*Entries*.
=====
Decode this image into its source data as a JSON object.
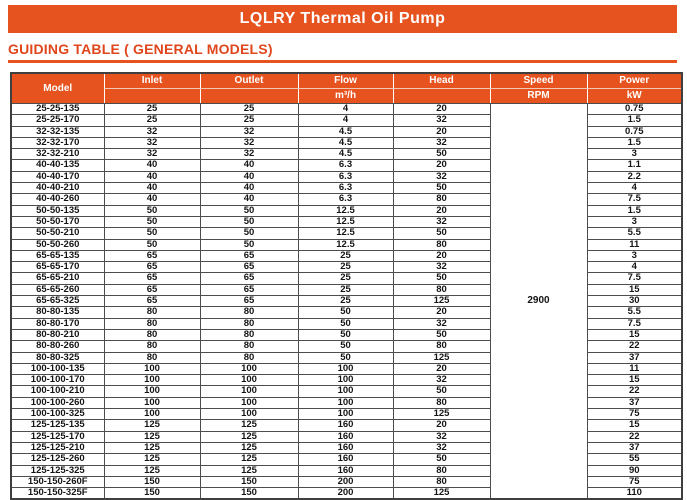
{
  "title": "LQLRY Thermal Oil Pump",
  "section_heading": "GUIDING TABLE ( GENERAL MODELS)",
  "colors": {
    "accent_banner": "#E6531F",
    "accent_heading_text": "#E0461C",
    "header_text": "#ffffff",
    "body_text": "#141414",
    "grid_line": "#4d4d4d"
  },
  "table": {
    "headers": {
      "model": "Model",
      "inlet": "Inlet",
      "outlet": "Outlet",
      "flow": "Flow",
      "flow_unit": "m³/h",
      "head": "Head",
      "speed": "Speed",
      "speed_unit": "RPM",
      "power": "Power",
      "power_unit": "kW"
    },
    "speed_value": "2900",
    "rows": [
      [
        "25-25-135",
        "25",
        "25",
        "4",
        "20",
        "0.75"
      ],
      [
        "25-25-170",
        "25",
        "25",
        "4",
        "32",
        "1.5"
      ],
      [
        "32-32-135",
        "32",
        "32",
        "4.5",
        "20",
        "0.75"
      ],
      [
        "32-32-170",
        "32",
        "32",
        "4.5",
        "32",
        "1.5"
      ],
      [
        "32-32-210",
        "32",
        "32",
        "4.5",
        "50",
        "3"
      ],
      [
        "40-40-135",
        "40",
        "40",
        "6.3",
        "20",
        "1.1"
      ],
      [
        "40-40-170",
        "40",
        "40",
        "6.3",
        "32",
        "2.2"
      ],
      [
        "40-40-210",
        "40",
        "40",
        "6.3",
        "50",
        "4"
      ],
      [
        "40-40-260",
        "40",
        "40",
        "6.3",
        "80",
        "7.5"
      ],
      [
        "50-50-135",
        "50",
        "50",
        "12.5",
        "20",
        "1.5"
      ],
      [
        "50-50-170",
        "50",
        "50",
        "12.5",
        "32",
        "3"
      ],
      [
        "50-50-210",
        "50",
        "50",
        "12.5",
        "50",
        "5.5"
      ],
      [
        "50-50-260",
        "50",
        "50",
        "12.5",
        "80",
        "11"
      ],
      [
        "65-65-135",
        "65",
        "65",
        "25",
        "20",
        "3"
      ],
      [
        "65-65-170",
        "65",
        "65",
        "25",
        "32",
        "4"
      ],
      [
        "65-65-210",
        "65",
        "65",
        "25",
        "50",
        "7.5"
      ],
      [
        "65-65-260",
        "65",
        "65",
        "25",
        "80",
        "15"
      ],
      [
        "65-65-325",
        "65",
        "65",
        "25",
        "125",
        "30"
      ],
      [
        "80-80-135",
        "80",
        "80",
        "50",
        "20",
        "5.5"
      ],
      [
        "80-80-170",
        "80",
        "80",
        "50",
        "32",
        "7.5"
      ],
      [
        "80-80-210",
        "80",
        "80",
        "50",
        "50",
        "15"
      ],
      [
        "80-80-260",
        "80",
        "80",
        "50",
        "80",
        "22"
      ],
      [
        "80-80-325",
        "80",
        "80",
        "50",
        "125",
        "37"
      ],
      [
        "100-100-135",
        "100",
        "100",
        "100",
        "20",
        "11"
      ],
      [
        "100-100-170",
        "100",
        "100",
        "100",
        "32",
        "15"
      ],
      [
        "100-100-210",
        "100",
        "100",
        "100",
        "50",
        "22"
      ],
      [
        "100-100-260",
        "100",
        "100",
        "100",
        "80",
        "37"
      ],
      [
        "100-100-325",
        "100",
        "100",
        "100",
        "125",
        "75"
      ],
      [
        "125-125-135",
        "125",
        "125",
        "160",
        "20",
        "15"
      ],
      [
        "125-125-170",
        "125",
        "125",
        "160",
        "32",
        "22"
      ],
      [
        "125-125-210",
        "125",
        "125",
        "160",
        "32",
        "37"
      ],
      [
        "125-125-260",
        "125",
        "125",
        "160",
        "50",
        "55"
      ],
      [
        "125-125-325",
        "125",
        "125",
        "160",
        "80",
        "90"
      ],
      [
        "150-150-260F",
        "150",
        "150",
        "200",
        "80",
        "75"
      ],
      [
        "150-150-325F",
        "150",
        "150",
        "200",
        "125",
        "110"
      ]
    ]
  }
}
=====
*Work to do*. Write out each entry exactly as given, omitting any picture.

*Exercise result*.
Decode this image into its source data as a JSON object.
{
  "title": "LQLRY Thermal Oil Pump",
  "section_heading": "GUIDING TABLE ( GENERAL MODELS)",
  "colors": {
    "accent_banner": "#E6531F",
    "accent_heading_text": "#E0461C",
    "header_text": "#ffffff",
    "body_text": "#141414",
    "grid_line": "#4d4d4d"
  },
  "table": {
    "headers": {
      "model": "Model",
      "inlet": "Inlet",
      "outlet": "Outlet",
      "flow": "Flow",
      "flow_unit": "m³/h",
      "head": "Head",
      "speed": "Speed",
      "speed_unit": "RPM",
      "power": "Power",
      "power_unit": "kW"
    },
    "speed_value": "2900",
    "rows": [
      [
        "25-25-135",
        "25",
        "25",
        "4",
        "20",
        "0.75"
      ],
      [
        "25-25-170",
        "25",
        "25",
        "4",
        "32",
        "1.5"
      ],
      [
        "32-32-135",
        "32",
        "32",
        "4.5",
        "20",
        "0.75"
      ],
      [
        "32-32-170",
        "32",
        "32",
        "4.5",
        "32",
        "1.5"
      ],
      [
        "32-32-210",
        "32",
        "32",
        "4.5",
        "50",
        "3"
      ],
      [
        "40-40-135",
        "40",
        "40",
        "6.3",
        "20",
        "1.1"
      ],
      [
        "40-40-170",
        "40",
        "40",
        "6.3",
        "32",
        "2.2"
      ],
      [
        "40-40-210",
        "40",
        "40",
        "6.3",
        "50",
        "4"
      ],
      [
        "40-40-260",
        "40",
        "40",
        "6.3",
        "80",
        "7.5"
      ],
      [
        "50-50-135",
        "50",
        "50",
        "12.5",
        "20",
        "1.5"
      ],
      [
        "50-50-170",
        "50",
        "50",
        "12.5",
        "32",
        "3"
      ],
      [
        "50-50-210",
        "50",
        "50",
        "12.5",
        "50",
        "5.5"
      ],
      [
        "50-50-260",
        "50",
        "50",
        "12.5",
        "80",
        "11"
      ],
      [
        "65-65-135",
        "65",
        "65",
        "25",
        "20",
        "3"
      ],
      [
        "65-65-170",
        "65",
        "65",
        "25",
        "32",
        "4"
      ],
      [
        "65-65-210",
        "65",
        "65",
        "25",
        "50",
        "7.5"
      ],
      [
        "65-65-260",
        "65",
        "65",
        "25",
        "80",
        "15"
      ],
      [
        "65-65-325",
        "65",
        "65",
        "25",
        "125",
        "30"
      ],
      [
        "80-80-135",
        "80",
        "80",
        "50",
        "20",
        "5.5"
      ],
      [
        "80-80-170",
        "80",
        "80",
        "50",
        "32",
        "7.5"
      ],
      [
        "80-80-210",
        "80",
        "80",
        "50",
        "50",
        "15"
      ],
      [
        "80-80-260",
        "80",
        "80",
        "50",
        "80",
        "22"
      ],
      [
        "80-80-325",
        "80",
        "80",
        "50",
        "125",
        "37"
      ],
      [
        "100-100-135",
        "100",
        "100",
        "100",
        "20",
        "11"
      ],
      [
        "100-100-170",
        "100",
        "100",
        "100",
        "32",
        "15"
      ],
      [
        "100-100-210",
        "100",
        "100",
        "100",
        "50",
        "22"
      ],
      [
        "100-100-260",
        "100",
        "100",
        "100",
        "80",
        "37"
      ],
      [
        "100-100-325",
        "100",
        "100",
        "100",
        "125",
        "75"
      ],
      [
        "125-125-135",
        "125",
        "125",
        "160",
        "20",
        "15"
      ],
      [
        "125-125-170",
        "125",
        "125",
        "160",
        "32",
        "22"
      ],
      [
        "125-125-210",
        "125",
        "125",
        "160",
        "32",
        "37"
      ],
      [
        "125-125-260",
        "125",
        "125",
        "160",
        "50",
        "55"
      ],
      [
        "125-125-325",
        "125",
        "125",
        "160",
        "80",
        "90"
      ],
      [
        "150-150-260F",
        "150",
        "150",
        "200",
        "80",
        "75"
      ],
      [
        "150-150-325F",
        "150",
        "150",
        "200",
        "125",
        "110"
      ]
    ]
  }
}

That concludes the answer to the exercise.